DIRECTION. Give the number of lines that contain the string "JSON", and nothing else.

GIVEN RECORDS.

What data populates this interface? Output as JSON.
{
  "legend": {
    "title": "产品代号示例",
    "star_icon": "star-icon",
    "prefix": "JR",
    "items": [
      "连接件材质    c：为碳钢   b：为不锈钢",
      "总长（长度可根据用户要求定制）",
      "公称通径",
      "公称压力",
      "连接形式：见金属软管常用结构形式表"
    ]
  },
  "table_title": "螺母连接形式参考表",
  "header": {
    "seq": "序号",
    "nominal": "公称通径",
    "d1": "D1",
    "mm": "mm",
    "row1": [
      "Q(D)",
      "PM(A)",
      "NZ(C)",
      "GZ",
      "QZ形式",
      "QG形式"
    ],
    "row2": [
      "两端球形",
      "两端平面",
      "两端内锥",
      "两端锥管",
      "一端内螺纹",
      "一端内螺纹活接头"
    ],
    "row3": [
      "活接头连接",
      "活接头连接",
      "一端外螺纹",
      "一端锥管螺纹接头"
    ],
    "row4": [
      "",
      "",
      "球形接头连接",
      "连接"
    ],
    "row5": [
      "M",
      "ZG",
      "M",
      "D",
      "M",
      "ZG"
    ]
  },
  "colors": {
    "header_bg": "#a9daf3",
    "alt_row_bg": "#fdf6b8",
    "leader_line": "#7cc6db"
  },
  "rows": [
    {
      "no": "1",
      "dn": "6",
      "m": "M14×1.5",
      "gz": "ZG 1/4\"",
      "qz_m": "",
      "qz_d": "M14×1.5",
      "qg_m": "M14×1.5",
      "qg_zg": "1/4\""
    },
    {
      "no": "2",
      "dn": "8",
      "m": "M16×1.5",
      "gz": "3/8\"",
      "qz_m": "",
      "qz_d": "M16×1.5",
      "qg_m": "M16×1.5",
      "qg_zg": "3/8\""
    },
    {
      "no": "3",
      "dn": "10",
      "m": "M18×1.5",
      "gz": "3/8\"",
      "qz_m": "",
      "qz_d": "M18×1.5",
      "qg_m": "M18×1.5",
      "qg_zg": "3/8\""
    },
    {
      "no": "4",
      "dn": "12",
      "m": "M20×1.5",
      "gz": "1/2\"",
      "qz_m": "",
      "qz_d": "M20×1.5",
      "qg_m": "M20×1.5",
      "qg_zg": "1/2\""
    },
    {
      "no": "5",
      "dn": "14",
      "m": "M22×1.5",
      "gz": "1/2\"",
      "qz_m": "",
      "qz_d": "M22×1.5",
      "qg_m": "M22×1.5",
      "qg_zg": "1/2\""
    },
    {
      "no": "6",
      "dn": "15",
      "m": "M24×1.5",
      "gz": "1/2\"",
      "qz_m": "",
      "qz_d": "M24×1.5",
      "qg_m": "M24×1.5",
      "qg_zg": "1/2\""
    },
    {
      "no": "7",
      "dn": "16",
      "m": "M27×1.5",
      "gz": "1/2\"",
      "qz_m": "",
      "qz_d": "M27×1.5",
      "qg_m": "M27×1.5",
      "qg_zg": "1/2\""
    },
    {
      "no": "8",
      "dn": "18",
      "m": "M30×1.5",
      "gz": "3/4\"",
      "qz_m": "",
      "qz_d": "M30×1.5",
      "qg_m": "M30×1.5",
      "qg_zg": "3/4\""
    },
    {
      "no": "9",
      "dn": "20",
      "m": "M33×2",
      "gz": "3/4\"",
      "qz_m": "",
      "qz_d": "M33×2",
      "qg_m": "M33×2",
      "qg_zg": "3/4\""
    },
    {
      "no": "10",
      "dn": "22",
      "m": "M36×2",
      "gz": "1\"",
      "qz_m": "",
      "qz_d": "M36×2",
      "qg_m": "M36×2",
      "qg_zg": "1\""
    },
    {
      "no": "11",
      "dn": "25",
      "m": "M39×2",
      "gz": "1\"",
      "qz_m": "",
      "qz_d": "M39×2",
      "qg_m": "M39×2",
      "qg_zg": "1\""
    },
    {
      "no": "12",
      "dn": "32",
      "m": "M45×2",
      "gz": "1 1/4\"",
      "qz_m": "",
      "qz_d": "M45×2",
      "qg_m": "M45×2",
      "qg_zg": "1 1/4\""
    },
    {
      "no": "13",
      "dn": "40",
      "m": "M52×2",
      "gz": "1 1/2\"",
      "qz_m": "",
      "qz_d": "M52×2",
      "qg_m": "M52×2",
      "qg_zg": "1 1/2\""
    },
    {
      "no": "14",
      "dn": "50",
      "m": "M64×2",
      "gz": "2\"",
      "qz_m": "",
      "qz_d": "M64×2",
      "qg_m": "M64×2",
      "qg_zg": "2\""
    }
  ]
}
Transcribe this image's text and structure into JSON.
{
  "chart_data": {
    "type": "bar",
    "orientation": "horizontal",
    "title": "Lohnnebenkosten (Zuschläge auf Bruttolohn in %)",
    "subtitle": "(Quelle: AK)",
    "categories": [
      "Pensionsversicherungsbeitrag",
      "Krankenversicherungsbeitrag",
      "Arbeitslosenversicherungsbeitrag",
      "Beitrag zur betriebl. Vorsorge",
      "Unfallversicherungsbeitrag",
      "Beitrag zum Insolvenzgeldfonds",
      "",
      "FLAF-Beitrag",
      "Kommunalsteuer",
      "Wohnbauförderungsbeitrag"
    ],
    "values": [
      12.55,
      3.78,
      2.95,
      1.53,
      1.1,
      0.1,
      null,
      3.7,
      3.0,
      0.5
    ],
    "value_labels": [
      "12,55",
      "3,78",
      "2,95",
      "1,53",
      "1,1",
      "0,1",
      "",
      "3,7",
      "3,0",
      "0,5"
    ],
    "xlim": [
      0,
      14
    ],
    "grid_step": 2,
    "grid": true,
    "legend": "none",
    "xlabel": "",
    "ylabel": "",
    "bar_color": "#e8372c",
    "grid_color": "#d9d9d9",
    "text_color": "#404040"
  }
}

COMPLETED EXERCISE. 2